---------- Excerpt provided

The Shelburne Hospital of Headwaters Health Care is facing a proposal that will close all 26 chronic care beds, leaving the facility with outpatient X-Ray Services and laundry operations according to the Orangeville Banner. “Nibbled to death by a duck, that’s the way I feel about Shelburne Hospital” a local Mayor told the HHCC President at a December 10 County Council meeting. The Mayor says services have been gradually stripped from the Shelburne Hospital for years.

York Central Hospital is cutting 18 beds despite its location in a high-growth region. The hospital is tackling a $12.5 million deficit. The bed cuts will impact as many as 22 jobs at the hospital. York Central faces an average of 3.8 per cent annual patient growth. The Central LHIN has suggested that in the face of a funding freeze, York may need to trim other services not funded directly by Queen’s Park. Dr. Larry Grossman, York Central Chief of Staff, summed up the impact for the media: “More people in the community, plus the rate of inflation and zero funding increase for 2010 … without change, it will be nearly impossible to cover population growth and a $12.5 million debt.”

Norfolk General Hospital in Simcoe closed six beds in October and is looking to close another nine in the spring to deal with a $400,000 shortfall. Last winter the hospital came up with a plan to avoid running a deficit, but fell behind because it was unable to close nine alternate level of care beds. “Demand for those beds was too high,” CEO Bill Lewis told the Simcoe Reformer.

The new Peterborough Regional Health Centre is bracing for cuts as a Peer Review begins to tackle a combined two-year shortfall of $38 million. “To predict the outcome of the review before the team has even been announced is premature and a disservice to the process,” Central East LHIN Chair Foster Loucks told the Peterborough Examiner. To date, the PRHC has only received $35.1 million of an estimated $72 million for its post-construction operating/growth plan.

Do something about it

OPSEU continues to maintain a web site where users can quickly customize a letter to their MPP and cc it to the Premier, the health minister, and the two opposition health critics. You don’t have to know who your MPP is – just enter your postal code and follow the instructions.

To access the site, go to www.avoidingzero.ca

US experts say Sharkey recommendations will not improve staffing at Ontario’s nursing homes

The Ontario government’s plan to increase staffing levels in the province’s long term care homes cannot achieve its goal says two U.S. experts in an upcoming report commissioned by the Ontario Health Coalition.

The Ontario government reneged on its promise to bring in staffing standards after the last election, instead hiring Shirley Sharkey, a home care CEO, to make recommendations for the nursing home sector.

--------------------

**Task requirements**
A - In the excerpt on Ontario hospital cuts, reproduce the passage between "The Ontario government reneged" and "nursing home sector.", inclusive.
B - Name every hospital that the excerpt on Ontario hospital cuts reports as facing bed closures or cuts.
The records that come after this excerpt aren't needed for anything here.

---------- Extracted material

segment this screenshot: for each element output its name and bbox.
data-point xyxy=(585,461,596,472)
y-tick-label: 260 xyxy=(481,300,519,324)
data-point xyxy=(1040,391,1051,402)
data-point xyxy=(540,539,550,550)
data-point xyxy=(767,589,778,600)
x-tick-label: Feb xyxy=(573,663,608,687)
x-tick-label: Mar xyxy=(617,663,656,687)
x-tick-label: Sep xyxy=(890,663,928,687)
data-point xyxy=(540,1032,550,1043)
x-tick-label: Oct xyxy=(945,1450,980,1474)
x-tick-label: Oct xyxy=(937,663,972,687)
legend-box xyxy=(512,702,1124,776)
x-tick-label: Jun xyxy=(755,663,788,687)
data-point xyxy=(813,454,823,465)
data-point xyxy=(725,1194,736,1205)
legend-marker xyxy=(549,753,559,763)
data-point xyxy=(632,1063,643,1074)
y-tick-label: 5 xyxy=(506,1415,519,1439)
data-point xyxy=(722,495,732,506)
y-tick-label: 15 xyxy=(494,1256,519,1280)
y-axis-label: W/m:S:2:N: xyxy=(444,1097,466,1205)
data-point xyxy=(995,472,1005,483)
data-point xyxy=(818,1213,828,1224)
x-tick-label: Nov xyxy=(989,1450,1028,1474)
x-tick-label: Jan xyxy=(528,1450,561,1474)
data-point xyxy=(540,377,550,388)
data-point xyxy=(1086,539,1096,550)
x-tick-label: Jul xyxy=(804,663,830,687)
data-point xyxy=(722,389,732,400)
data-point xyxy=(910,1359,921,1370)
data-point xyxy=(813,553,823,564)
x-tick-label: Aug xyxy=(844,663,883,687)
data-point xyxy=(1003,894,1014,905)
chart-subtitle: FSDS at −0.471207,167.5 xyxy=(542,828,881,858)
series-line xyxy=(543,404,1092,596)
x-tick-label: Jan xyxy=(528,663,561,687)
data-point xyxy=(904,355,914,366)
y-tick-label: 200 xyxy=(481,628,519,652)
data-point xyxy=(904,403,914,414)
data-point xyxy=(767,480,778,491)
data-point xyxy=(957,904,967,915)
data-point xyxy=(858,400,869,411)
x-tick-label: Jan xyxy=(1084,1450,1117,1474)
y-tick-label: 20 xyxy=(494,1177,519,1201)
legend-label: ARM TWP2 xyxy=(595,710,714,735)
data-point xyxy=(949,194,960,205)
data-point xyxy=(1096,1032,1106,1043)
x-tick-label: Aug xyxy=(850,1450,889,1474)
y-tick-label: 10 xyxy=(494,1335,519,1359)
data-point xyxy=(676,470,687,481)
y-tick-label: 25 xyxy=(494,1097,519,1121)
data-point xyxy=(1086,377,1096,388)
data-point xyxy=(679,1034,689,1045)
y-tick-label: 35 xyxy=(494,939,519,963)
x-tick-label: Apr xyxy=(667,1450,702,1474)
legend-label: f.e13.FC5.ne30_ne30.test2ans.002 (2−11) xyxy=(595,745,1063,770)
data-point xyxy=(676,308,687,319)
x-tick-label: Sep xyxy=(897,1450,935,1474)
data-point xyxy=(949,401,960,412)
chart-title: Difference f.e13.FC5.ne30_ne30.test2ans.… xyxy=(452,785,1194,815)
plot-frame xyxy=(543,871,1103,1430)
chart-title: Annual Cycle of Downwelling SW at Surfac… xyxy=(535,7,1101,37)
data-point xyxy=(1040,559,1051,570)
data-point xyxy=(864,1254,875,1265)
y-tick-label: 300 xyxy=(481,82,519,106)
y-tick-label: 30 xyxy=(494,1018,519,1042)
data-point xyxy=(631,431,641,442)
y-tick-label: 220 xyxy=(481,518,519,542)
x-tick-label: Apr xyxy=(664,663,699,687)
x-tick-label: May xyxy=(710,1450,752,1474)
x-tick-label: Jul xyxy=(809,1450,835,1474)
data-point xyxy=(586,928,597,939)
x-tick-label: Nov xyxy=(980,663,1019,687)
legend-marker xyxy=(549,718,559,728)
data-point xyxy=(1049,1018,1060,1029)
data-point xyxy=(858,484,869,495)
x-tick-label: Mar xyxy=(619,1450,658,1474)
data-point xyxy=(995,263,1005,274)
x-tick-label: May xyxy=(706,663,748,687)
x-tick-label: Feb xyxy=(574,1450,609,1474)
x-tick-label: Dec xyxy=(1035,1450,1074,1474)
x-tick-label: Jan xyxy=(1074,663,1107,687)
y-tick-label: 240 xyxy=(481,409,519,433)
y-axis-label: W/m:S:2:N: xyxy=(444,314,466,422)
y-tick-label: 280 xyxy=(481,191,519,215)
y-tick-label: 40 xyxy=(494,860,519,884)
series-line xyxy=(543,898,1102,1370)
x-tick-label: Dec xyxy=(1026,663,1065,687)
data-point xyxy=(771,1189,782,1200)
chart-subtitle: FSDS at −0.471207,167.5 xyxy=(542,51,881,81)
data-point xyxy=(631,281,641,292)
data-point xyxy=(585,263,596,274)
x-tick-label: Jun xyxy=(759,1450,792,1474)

--------------------

**Answers to the exercises**
A -
The Ontario government reneged on its promise to bring in staffing standards after the last election, instead hiring Shirley Sharkey, a home care CEO, to make recommendations for the nursing home sector.

B -
- Shelburne Hospital
- York Central Hospital
- Norfolk General Hospital
- Peterborough Regional Health Centre